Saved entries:
-- begin --

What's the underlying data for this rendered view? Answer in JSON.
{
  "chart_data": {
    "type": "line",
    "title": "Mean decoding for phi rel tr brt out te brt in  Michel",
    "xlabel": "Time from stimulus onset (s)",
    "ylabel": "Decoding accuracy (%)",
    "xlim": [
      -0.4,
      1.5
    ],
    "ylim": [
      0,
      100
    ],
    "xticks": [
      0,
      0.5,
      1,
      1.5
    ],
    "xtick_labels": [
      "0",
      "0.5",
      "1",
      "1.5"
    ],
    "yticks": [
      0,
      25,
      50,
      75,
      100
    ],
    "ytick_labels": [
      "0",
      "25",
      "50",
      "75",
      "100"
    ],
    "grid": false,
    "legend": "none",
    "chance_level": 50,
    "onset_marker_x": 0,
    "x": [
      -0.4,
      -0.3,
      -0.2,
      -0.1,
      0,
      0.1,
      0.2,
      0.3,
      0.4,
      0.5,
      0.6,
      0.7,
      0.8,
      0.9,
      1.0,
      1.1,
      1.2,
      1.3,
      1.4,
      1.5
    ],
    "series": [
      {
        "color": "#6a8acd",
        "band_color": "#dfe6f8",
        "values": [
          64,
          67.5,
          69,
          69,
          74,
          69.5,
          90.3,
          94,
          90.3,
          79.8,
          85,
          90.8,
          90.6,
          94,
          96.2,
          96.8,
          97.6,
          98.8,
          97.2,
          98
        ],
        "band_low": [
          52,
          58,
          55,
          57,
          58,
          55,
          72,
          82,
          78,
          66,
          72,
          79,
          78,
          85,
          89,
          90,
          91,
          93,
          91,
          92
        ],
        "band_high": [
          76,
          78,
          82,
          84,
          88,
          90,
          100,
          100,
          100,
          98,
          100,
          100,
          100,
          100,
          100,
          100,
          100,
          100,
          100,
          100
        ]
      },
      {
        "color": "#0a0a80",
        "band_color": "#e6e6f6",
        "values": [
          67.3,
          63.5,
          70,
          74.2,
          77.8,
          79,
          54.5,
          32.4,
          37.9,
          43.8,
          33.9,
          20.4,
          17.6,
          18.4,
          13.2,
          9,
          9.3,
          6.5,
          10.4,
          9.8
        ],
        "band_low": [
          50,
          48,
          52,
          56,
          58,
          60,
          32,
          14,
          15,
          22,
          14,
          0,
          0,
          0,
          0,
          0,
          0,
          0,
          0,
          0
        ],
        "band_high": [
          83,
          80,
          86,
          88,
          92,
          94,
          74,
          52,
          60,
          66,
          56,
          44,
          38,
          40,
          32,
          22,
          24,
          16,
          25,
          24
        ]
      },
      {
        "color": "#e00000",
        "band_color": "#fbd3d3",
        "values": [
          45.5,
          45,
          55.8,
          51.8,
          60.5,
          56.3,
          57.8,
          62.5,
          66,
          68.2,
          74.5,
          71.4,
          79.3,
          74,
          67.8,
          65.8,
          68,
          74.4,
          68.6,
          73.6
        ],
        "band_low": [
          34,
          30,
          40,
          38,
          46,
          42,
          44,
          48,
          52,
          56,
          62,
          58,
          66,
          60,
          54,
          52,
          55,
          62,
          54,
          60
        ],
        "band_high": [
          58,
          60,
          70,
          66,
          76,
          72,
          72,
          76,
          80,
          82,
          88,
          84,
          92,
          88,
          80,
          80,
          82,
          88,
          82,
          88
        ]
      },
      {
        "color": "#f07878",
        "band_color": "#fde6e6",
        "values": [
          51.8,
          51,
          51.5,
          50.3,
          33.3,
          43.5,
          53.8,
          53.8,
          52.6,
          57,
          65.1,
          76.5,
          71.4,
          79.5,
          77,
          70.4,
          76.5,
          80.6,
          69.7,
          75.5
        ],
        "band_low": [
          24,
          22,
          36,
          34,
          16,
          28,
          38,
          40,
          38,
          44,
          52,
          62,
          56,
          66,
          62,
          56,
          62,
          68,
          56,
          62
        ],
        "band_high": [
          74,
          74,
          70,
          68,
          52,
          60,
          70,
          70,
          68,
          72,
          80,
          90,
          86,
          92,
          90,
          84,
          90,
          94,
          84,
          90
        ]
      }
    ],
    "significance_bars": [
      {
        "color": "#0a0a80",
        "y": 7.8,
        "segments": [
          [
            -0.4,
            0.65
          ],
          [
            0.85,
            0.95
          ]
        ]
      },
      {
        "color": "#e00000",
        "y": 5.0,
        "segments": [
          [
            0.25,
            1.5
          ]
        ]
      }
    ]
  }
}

-- end --

*TASK INSTRUCTIONS*:
Transcribe the entire listing above precisely.

*PROBLEM SOLUTION*:
What's the underlying data for this rendered view? Answer in JSON.
{
  "chart_data": {
    "type": "line",
    "title": "Mean decoding for phi rel tr brt out te brt in  Michel",
    "xlabel": "Time from stimulus onset (s)",
    "ylabel": "Decoding accuracy (%)",
    "xlim": [
      -0.4,
      1.5
    ],
    "ylim": [
      0,
      100
    ],
    "xticks": [
      0,
      0.5,
      1,
      1.5
    ],
    "xtick_labels": [
      "0",
      "0.5",
      "1",
      "1.5"
    ],
    "yticks": [
      0,
      25,
      50,
      75,
      100
    ],
    "ytick_labels": [
      "0",
      "25",
      "50",
      "75",
      "100"
    ],
    "grid": false,
    "legend": "none",
    "chance_level": 50,
    "onset_marker_x": 0,
    "x": [
      -0.4,
      -0.3,
      -0.2,
      -0.1,
      0,
      0.1,
      0.2,
      0.3,
      0.4,
      0.5,
      0.6,
      0.7,
      0.8,
      0.9,
      1.0,
      1.1,
      1.2,
      1.3,
      1.4,
      1.5
    ],
    "series": [
      {
        "color": "#6a8acd",
        "band_color": "#dfe6f8",
        "values": [
          64,
          67.5,
          69,
          69,
          74,
          69.5,
          90.3,
          94,
          90.3,
          79.8,
          85,
          90.8,
          90.6,
          94,
          96.2,
          96.8,
          97.6,
          98.8,
          97.2,
          98
        ],
        "band_low": [
          52,
          58,
          55,
          57,
          58,
          55,
          72,
          82,
          78,
          66,
          72,
          79,
          78,
          85,
          89,
          90,
          91,
          93,
          91,
          92
        ],
        "band_high": [
          76,
          78,
          82,
          84,
          88,
          90,
          100,
          100,
          100,
          98,
          100,
          100,
          100,
          100,
          100,
          100,
          100,
          100,
          100,
          100
        ]
      },
      {
        "color": "#0a0a80",
        "band_color": "#e6e6f6",
        "values": [
          67.3,
          63.5,
          70,
          74.2,
          77.8,
          79,
          54.5,
          32.4,
          37.9,
          43.8,
          33.9,
          20.4,
          17.6,
          18.4,
          13.2,
          9,
          9.3,
          6.5,
          10.4,
          9.8
        ],
        "band_low": [
          50,
          48,
          52,
          56,
          58,
          60,
          32,
          14,
          15,
          22,
          14,
          0,
          0,
          0,
          0,
          0,
          0,
          0,
          0,
          0
        ],
        "band_high": [
          83,
          80,
          86,
          88,
          92,
          94,
          74,
          52,
          60,
          66,
          56,
          44,
          38,
          40,
          32,
          22,
          24,
          16,
          25,
          24
        ]
      },
      {
        "color": "#e00000",
        "band_color": "#fbd3d3",
        "values": [
          45.5,
          45,
          55.8,
          51.8,
          60.5,
          56.3,
          57.8,
          62.5,
          66,
          68.2,
          74.5,
          71.4,
          79.3,
          74,
          67.8,
          65.8,
          68,
          74.4,
          68.6,
          73.6
        ],
        "band_low": [
          34,
          30,
          40,
          38,
          46,
          42,
          44,
          48,
          52,
          56,
          62,
          58,
          66,
          60,
          54,
          52,
          55,
          62,
          54,
          60
        ],
        "band_high": [
          58,
          60,
          70,
          66,
          76,
          72,
          72,
          76,
          80,
          82,
          88,
          84,
          92,
          88,
          80,
          80,
          82,
          88,
          82,
          88
        ]
      },
      {
        "color": "#f07878",
        "band_color": "#fde6e6",
        "values": [
          51.8,
          51,
          51.5,
          50.3,
          33.3,
          43.5,
          53.8,
          53.8,
          52.6,
          57,
          65.1,
          76.5,
          71.4,
          79.5,
          77,
          70.4,
          76.5,
          80.6,
          69.7,
          75.5
        ],
        "band_low": [
          24,
          22,
          36,
          34,
          16,
          28,
          38,
          40,
          38,
          44,
          52,
          62,
          56,
          66,
          62,
          56,
          62,
          68,
          56,
          62
        ],
        "band_high": [
          74,
          74,
          70,
          68,
          52,
          60,
          70,
          70,
          68,
          72,
          80,
          90,
          86,
          92,
          90,
          84,
          90,
          94,
          84,
          90
        ]
      }
    ],
    "significance_bars": [
      {
        "color": "#0a0a80",
        "y": 7.8,
        "segments": [
          [
            -0.4,
            0.65
          ],
          [
            0.85,
            0.95
          ]
        ]
      },
      {
        "color": "#e00000",
        "y": 5.0,
        "segments": [
          [
            0.25,
            1.5
          ]
        ]
      }
    ]
  }
}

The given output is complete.